Source records
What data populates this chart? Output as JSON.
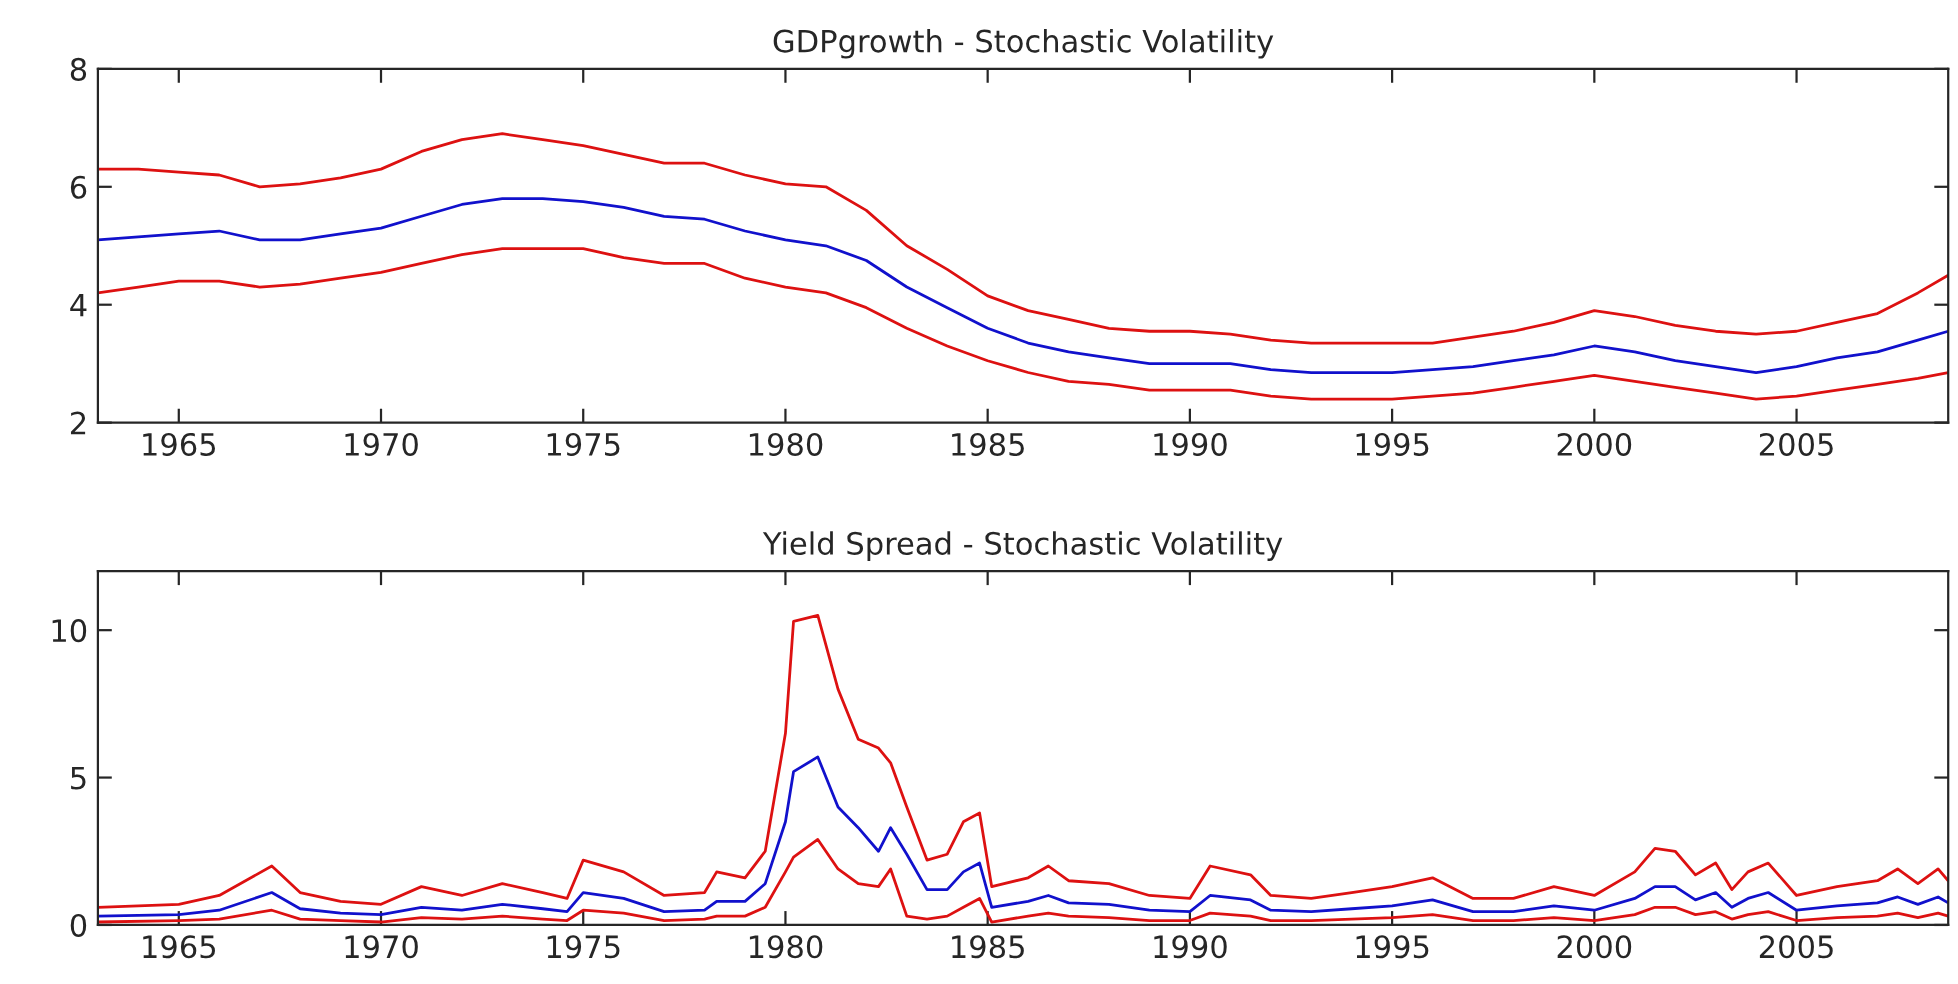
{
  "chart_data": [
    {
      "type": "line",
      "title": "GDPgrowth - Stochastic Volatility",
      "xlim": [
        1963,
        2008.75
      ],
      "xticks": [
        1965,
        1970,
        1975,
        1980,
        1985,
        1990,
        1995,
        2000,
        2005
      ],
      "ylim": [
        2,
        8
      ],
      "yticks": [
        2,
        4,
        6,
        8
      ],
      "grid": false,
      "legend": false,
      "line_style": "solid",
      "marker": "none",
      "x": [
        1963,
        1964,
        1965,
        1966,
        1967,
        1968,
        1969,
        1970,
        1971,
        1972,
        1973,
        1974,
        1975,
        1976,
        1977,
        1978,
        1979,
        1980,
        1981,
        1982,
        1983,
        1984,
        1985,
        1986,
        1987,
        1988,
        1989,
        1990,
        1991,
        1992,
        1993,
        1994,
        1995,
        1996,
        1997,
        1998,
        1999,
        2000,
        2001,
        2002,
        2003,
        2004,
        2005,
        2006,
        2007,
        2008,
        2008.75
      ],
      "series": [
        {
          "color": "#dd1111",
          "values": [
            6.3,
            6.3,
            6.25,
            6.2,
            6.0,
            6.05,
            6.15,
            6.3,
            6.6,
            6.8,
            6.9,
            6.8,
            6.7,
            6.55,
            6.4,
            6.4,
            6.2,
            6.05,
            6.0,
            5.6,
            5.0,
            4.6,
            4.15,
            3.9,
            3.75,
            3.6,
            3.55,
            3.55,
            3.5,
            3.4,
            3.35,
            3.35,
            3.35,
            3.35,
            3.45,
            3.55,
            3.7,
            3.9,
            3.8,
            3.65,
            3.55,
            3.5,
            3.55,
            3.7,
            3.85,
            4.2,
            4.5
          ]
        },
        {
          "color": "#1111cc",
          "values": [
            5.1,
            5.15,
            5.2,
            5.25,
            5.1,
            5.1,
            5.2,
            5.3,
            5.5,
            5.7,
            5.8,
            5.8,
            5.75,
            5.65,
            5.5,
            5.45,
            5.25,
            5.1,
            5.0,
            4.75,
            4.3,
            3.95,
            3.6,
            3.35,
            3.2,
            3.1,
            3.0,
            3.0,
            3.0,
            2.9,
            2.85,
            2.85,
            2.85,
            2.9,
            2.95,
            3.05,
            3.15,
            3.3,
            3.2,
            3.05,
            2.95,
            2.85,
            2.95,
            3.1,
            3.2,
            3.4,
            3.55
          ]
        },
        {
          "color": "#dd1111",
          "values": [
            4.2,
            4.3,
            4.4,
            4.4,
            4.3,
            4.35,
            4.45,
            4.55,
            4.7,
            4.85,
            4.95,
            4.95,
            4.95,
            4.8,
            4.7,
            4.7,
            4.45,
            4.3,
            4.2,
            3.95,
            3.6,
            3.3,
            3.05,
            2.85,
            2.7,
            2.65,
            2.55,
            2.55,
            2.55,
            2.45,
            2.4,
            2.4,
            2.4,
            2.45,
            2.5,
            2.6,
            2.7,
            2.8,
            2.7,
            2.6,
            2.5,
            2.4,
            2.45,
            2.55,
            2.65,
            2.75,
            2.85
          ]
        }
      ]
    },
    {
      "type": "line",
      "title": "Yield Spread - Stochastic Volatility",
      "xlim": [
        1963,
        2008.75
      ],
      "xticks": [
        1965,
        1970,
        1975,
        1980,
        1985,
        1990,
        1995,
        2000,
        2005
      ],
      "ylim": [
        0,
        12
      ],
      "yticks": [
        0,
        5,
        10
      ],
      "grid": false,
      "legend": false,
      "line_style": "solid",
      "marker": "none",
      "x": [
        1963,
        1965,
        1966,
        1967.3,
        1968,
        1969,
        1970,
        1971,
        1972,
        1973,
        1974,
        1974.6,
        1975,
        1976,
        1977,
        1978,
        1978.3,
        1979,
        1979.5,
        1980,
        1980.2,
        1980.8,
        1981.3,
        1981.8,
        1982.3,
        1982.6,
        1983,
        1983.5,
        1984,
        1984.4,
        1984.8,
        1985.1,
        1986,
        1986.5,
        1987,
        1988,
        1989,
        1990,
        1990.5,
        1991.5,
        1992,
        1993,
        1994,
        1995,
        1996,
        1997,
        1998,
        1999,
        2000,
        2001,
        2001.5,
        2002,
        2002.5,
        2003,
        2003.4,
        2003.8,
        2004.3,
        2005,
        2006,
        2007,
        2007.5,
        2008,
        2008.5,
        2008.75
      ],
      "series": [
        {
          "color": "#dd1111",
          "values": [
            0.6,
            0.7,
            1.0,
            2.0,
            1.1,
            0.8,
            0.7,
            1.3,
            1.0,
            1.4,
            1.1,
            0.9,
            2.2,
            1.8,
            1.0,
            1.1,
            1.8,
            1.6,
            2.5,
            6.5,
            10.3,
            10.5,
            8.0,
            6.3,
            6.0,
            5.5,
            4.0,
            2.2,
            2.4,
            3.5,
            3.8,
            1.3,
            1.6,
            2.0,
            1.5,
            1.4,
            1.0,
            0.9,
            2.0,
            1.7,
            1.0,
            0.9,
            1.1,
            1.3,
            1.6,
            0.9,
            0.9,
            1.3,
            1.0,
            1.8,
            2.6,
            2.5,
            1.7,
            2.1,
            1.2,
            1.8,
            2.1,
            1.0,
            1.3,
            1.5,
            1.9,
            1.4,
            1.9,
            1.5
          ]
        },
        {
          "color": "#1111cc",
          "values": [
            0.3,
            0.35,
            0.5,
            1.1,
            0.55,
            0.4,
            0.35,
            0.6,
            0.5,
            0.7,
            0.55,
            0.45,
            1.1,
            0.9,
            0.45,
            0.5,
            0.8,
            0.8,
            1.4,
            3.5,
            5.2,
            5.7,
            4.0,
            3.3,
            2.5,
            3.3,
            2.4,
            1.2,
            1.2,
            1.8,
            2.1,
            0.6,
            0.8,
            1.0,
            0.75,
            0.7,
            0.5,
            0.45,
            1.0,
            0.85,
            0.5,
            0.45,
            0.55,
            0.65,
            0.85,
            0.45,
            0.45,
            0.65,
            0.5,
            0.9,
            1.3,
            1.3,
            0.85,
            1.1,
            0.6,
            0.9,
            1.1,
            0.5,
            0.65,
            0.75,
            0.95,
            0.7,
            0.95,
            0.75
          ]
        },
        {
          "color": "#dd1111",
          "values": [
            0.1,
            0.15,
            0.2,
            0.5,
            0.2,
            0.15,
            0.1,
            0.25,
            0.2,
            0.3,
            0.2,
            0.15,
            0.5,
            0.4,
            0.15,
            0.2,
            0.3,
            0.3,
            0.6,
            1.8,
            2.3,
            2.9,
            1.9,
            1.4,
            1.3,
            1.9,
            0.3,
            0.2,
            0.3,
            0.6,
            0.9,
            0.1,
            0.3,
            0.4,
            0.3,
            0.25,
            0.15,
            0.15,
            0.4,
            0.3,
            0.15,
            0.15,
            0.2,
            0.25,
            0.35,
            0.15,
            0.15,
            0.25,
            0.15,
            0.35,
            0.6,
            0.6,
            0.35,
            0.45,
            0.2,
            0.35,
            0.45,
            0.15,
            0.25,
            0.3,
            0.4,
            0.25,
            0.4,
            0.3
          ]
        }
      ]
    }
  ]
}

[Written exercise] Except for the pictures, print the data above exactly.

[Worked solution]
What data populates this chart? Output as JSON.
{
  "chart_data": [
    {
      "type": "line",
      "title": "GDPgrowth - Stochastic Volatility",
      "xlim": [
        1963,
        2008.75
      ],
      "xticks": [
        1965,
        1970,
        1975,
        1980,
        1985,
        1990,
        1995,
        2000,
        2005
      ],
      "ylim": [
        2,
        8
      ],
      "yticks": [
        2,
        4,
        6,
        8
      ],
      "grid": false,
      "legend": false,
      "line_style": "solid",
      "marker": "none",
      "x": [
        1963,
        1964,
        1965,
        1966,
        1967,
        1968,
        1969,
        1970,
        1971,
        1972,
        1973,
        1974,
        1975,
        1976,
        1977,
        1978,
        1979,
        1980,
        1981,
        1982,
        1983,
        1984,
        1985,
        1986,
        1987,
        1988,
        1989,
        1990,
        1991,
        1992,
        1993,
        1994,
        1995,
        1996,
        1997,
        1998,
        1999,
        2000,
        2001,
        2002,
        2003,
        2004,
        2005,
        2006,
        2007,
        2008,
        2008.75
      ],
      "series": [
        {
          "color": "#dd1111",
          "values": [
            6.3,
            6.3,
            6.25,
            6.2,
            6.0,
            6.05,
            6.15,
            6.3,
            6.6,
            6.8,
            6.9,
            6.8,
            6.7,
            6.55,
            6.4,
            6.4,
            6.2,
            6.05,
            6.0,
            5.6,
            5.0,
            4.6,
            4.15,
            3.9,
            3.75,
            3.6,
            3.55,
            3.55,
            3.5,
            3.4,
            3.35,
            3.35,
            3.35,
            3.35,
            3.45,
            3.55,
            3.7,
            3.9,
            3.8,
            3.65,
            3.55,
            3.5,
            3.55,
            3.7,
            3.85,
            4.2,
            4.5
          ]
        },
        {
          "color": "#1111cc",
          "values": [
            5.1,
            5.15,
            5.2,
            5.25,
            5.1,
            5.1,
            5.2,
            5.3,
            5.5,
            5.7,
            5.8,
            5.8,
            5.75,
            5.65,
            5.5,
            5.45,
            5.25,
            5.1,
            5.0,
            4.75,
            4.3,
            3.95,
            3.6,
            3.35,
            3.2,
            3.1,
            3.0,
            3.0,
            3.0,
            2.9,
            2.85,
            2.85,
            2.85,
            2.9,
            2.95,
            3.05,
            3.15,
            3.3,
            3.2,
            3.05,
            2.95,
            2.85,
            2.95,
            3.1,
            3.2,
            3.4,
            3.55
          ]
        },
        {
          "color": "#dd1111",
          "values": [
            4.2,
            4.3,
            4.4,
            4.4,
            4.3,
            4.35,
            4.45,
            4.55,
            4.7,
            4.85,
            4.95,
            4.95,
            4.95,
            4.8,
            4.7,
            4.7,
            4.45,
            4.3,
            4.2,
            3.95,
            3.6,
            3.3,
            3.05,
            2.85,
            2.7,
            2.65,
            2.55,
            2.55,
            2.55,
            2.45,
            2.4,
            2.4,
            2.4,
            2.45,
            2.5,
            2.6,
            2.7,
            2.8,
            2.7,
            2.6,
            2.5,
            2.4,
            2.45,
            2.55,
            2.65,
            2.75,
            2.85
          ]
        }
      ]
    },
    {
      "type": "line",
      "title": "Yield Spread - Stochastic Volatility",
      "xlim": [
        1963,
        2008.75
      ],
      "xticks": [
        1965,
        1970,
        1975,
        1980,
        1985,
        1990,
        1995,
        2000,
        2005
      ],
      "ylim": [
        0,
        12
      ],
      "yticks": [
        0,
        5,
        10
      ],
      "grid": false,
      "legend": false,
      "line_style": "solid",
      "marker": "none",
      "x": [
        1963,
        1965,
        1966,
        1967.3,
        1968,
        1969,
        1970,
        1971,
        1972,
        1973,
        1974,
        1974.6,
        1975,
        1976,
        1977,
        1978,
        1978.3,
        1979,
        1979.5,
        1980,
        1980.2,
        1980.8,
        1981.3,
        1981.8,
        1982.3,
        1982.6,
        1983,
        1983.5,
        1984,
        1984.4,
        1984.8,
        1985.1,
        1986,
        1986.5,
        1987,
        1988,
        1989,
        1990,
        1990.5,
        1991.5,
        1992,
        1993,
        1994,
        1995,
        1996,
        1997,
        1998,
        1999,
        2000,
        2001,
        2001.5,
        2002,
        2002.5,
        2003,
        2003.4,
        2003.8,
        2004.3,
        2005,
        2006,
        2007,
        2007.5,
        2008,
        2008.5,
        2008.75
      ],
      "series": [
        {
          "color": "#dd1111",
          "values": [
            0.6,
            0.7,
            1.0,
            2.0,
            1.1,
            0.8,
            0.7,
            1.3,
            1.0,
            1.4,
            1.1,
            0.9,
            2.2,
            1.8,
            1.0,
            1.1,
            1.8,
            1.6,
            2.5,
            6.5,
            10.3,
            10.5,
            8.0,
            6.3,
            6.0,
            5.5,
            4.0,
            2.2,
            2.4,
            3.5,
            3.8,
            1.3,
            1.6,
            2.0,
            1.5,
            1.4,
            1.0,
            0.9,
            2.0,
            1.7,
            1.0,
            0.9,
            1.1,
            1.3,
            1.6,
            0.9,
            0.9,
            1.3,
            1.0,
            1.8,
            2.6,
            2.5,
            1.7,
            2.1,
            1.2,
            1.8,
            2.1,
            1.0,
            1.3,
            1.5,
            1.9,
            1.4,
            1.9,
            1.5
          ]
        },
        {
          "color": "#1111cc",
          "values": [
            0.3,
            0.35,
            0.5,
            1.1,
            0.55,
            0.4,
            0.35,
            0.6,
            0.5,
            0.7,
            0.55,
            0.45,
            1.1,
            0.9,
            0.45,
            0.5,
            0.8,
            0.8,
            1.4,
            3.5,
            5.2,
            5.7,
            4.0,
            3.3,
            2.5,
            3.3,
            2.4,
            1.2,
            1.2,
            1.8,
            2.1,
            0.6,
            0.8,
            1.0,
            0.75,
            0.7,
            0.5,
            0.45,
            1.0,
            0.85,
            0.5,
            0.45,
            0.55,
            0.65,
            0.85,
            0.45,
            0.45,
            0.65,
            0.5,
            0.9,
            1.3,
            1.3,
            0.85,
            1.1,
            0.6,
            0.9,
            1.1,
            0.5,
            0.65,
            0.75,
            0.95,
            0.7,
            0.95,
            0.75
          ]
        },
        {
          "color": "#dd1111",
          "values": [
            0.1,
            0.15,
            0.2,
            0.5,
            0.2,
            0.15,
            0.1,
            0.25,
            0.2,
            0.3,
            0.2,
            0.15,
            0.5,
            0.4,
            0.15,
            0.2,
            0.3,
            0.3,
            0.6,
            1.8,
            2.3,
            2.9,
            1.9,
            1.4,
            1.3,
            1.9,
            0.3,
            0.2,
            0.3,
            0.6,
            0.9,
            0.1,
            0.3,
            0.4,
            0.3,
            0.25,
            0.15,
            0.15,
            0.4,
            0.3,
            0.15,
            0.15,
            0.2,
            0.25,
            0.35,
            0.15,
            0.15,
            0.25,
            0.15,
            0.35,
            0.6,
            0.6,
            0.35,
            0.45,
            0.2,
            0.35,
            0.45,
            0.15,
            0.25,
            0.3,
            0.4,
            0.25,
            0.4,
            0.3
          ]
        }
      ]
    }
  ]
}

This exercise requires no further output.